▶ **Given exercise**: In the material below, find every line with "Make" and pull it out.

Dataset records

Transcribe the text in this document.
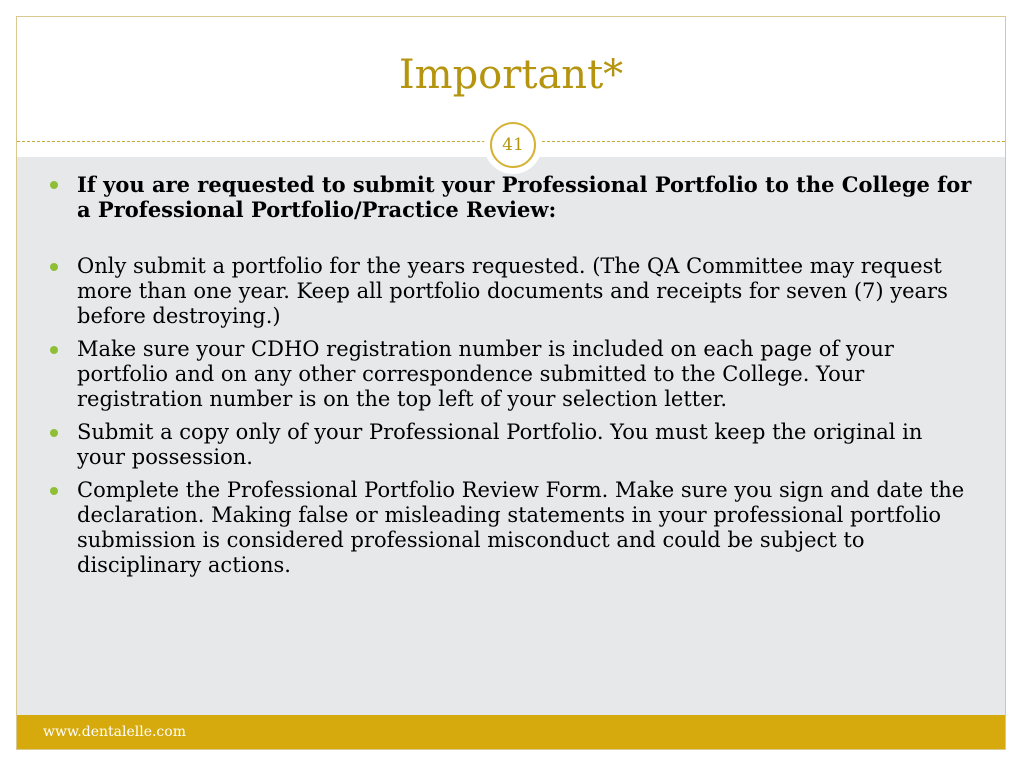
Important*
41
If you are requested to submit your Professional Portfolio to the College for a Professional Portfolio/Practice Review:
Only submit a portfolio for the years requested. (The QA Committee may request more than one year. Keep all portfolio documents and receipts for seven (7) years before destroying.)
Make sure your CDHO registration number is included on each page of your portfolio and on any other correspondence submitted to the College. Your registration number is on the top left of your selection letter.
Submit a copy only of your Professional Portfolio. You must keep the original in your possession.
Complete the Professional Portfolio Review Form. Make sure you sign and date the declaration. Making false or misleading statements in your professional portfolio submission is considered professional misconduct and could be subject to disciplinary actions.
www.dentalelle.com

▶ **Response to this exercise**:
Make sure your CDHO registration number is included on each page of your portfolio and on any other correspondence submitted to the College. Your registration number is on the top left of your selection letter.
Complete the Professional Portfolio Review Form. Make sure you sign and date the declaration. Making false or misleading statements in your professional portfolio submission is considered professional misconduct and could be subject to disciplinary actions.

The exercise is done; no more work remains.